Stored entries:
* * * *

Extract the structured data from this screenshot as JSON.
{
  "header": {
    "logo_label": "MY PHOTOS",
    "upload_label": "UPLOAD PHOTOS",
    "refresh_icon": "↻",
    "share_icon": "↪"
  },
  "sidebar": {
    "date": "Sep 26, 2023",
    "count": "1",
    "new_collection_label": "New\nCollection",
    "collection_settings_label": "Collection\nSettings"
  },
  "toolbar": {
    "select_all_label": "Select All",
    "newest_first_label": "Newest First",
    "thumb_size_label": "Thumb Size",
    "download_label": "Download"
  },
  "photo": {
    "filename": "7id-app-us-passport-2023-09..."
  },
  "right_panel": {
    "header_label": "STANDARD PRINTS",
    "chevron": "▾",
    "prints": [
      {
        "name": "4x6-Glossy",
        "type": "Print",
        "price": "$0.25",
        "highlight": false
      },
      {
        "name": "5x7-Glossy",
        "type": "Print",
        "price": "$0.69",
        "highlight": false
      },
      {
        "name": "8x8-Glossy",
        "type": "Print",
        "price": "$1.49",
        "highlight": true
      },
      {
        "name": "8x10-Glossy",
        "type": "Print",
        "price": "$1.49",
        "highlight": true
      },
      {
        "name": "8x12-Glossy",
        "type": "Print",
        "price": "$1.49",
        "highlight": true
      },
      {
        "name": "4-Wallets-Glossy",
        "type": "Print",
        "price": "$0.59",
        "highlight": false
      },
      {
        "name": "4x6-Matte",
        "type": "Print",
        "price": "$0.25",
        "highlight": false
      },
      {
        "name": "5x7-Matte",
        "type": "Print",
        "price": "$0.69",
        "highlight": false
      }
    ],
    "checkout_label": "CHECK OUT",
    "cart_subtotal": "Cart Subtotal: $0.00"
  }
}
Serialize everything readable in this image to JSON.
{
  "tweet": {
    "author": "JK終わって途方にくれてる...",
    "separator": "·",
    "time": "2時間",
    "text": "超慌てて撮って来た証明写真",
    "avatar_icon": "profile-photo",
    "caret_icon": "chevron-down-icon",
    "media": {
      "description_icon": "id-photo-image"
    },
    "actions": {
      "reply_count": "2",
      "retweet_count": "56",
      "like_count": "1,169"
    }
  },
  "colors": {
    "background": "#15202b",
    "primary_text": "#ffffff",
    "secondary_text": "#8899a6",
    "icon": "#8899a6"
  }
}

* * * *

What you should do: Set down each entry again, unchanged.

Answer to this problem:
Extract the structured data from this screenshot as JSON.
{
  "header": {
    "logo_label": "MY PHOTOS",
    "upload_label": "UPLOAD PHOTOS",
    "refresh_icon": "↻",
    "share_icon": "↪"
  },
  "sidebar": {
    "date": "Sep 26, 2023",
    "count": "1",
    "new_collection_label": "New\nCollection",
    "collection_settings_label": "Collection\nSettings"
  },
  "toolbar": {
    "select_all_label": "Select All",
    "newest_first_label": "Newest First",
    "thumb_size_label": "Thumb Size",
    "download_label": "Download"
  },
  "photo": {
    "filename": "7id-app-us-passport-2023-09..."
  },
  "right_panel": {
    "header_label": "STANDARD PRINTS",
    "chevron": "▾",
    "prints": [
      {
        "name": "4x6-Glossy",
        "type": "Print",
        "price": "$0.25",
        "highlight": false
      },
      {
        "name": "5x7-Glossy",
        "type": "Print",
        "price": "$0.69",
        "highlight": false
      },
      {
        "name": "8x8-Glossy",
        "type": "Print",
        "price": "$1.49",
        "highlight": true
      },
      {
        "name": "8x10-Glossy",
        "type": "Print",
        "price": "$1.49",
        "highlight": true
      },
      {
        "name": "8x12-Glossy",
        "type": "Print",
        "price": "$1.49",
        "highlight": true
      },
      {
        "name": "4-Wallets-Glossy",
        "type": "Print",
        "price": "$0.59",
        "highlight": false
      },
      {
        "name": "4x6-Matte",
        "type": "Print",
        "price": "$0.25",
        "highlight": false
      },
      {
        "name": "5x7-Matte",
        "type": "Print",
        "price": "$0.69",
        "highlight": false
      }
    ],
    "checkout_label": "CHECK OUT",
    "cart_subtotal": "Cart Subtotal: $0.00"
  }
}
Serialize everything readable in this image to JSON.
{
  "tweet": {
    "author": "JK終わって途方にくれてる...",
    "separator": "·",
    "time": "2時間",
    "text": "超慌てて撮って来た証明写真",
    "avatar_icon": "profile-photo",
    "caret_icon": "chevron-down-icon",
    "media": {
      "description_icon": "id-photo-image"
    },
    "actions": {
      "reply_count": "2",
      "retweet_count": "56",
      "like_count": "1,169"
    }
  },
  "colors": {
    "background": "#15202b",
    "primary_text": "#ffffff",
    "secondary_text": "#8899a6",
    "icon": "#8899a6"
  }
}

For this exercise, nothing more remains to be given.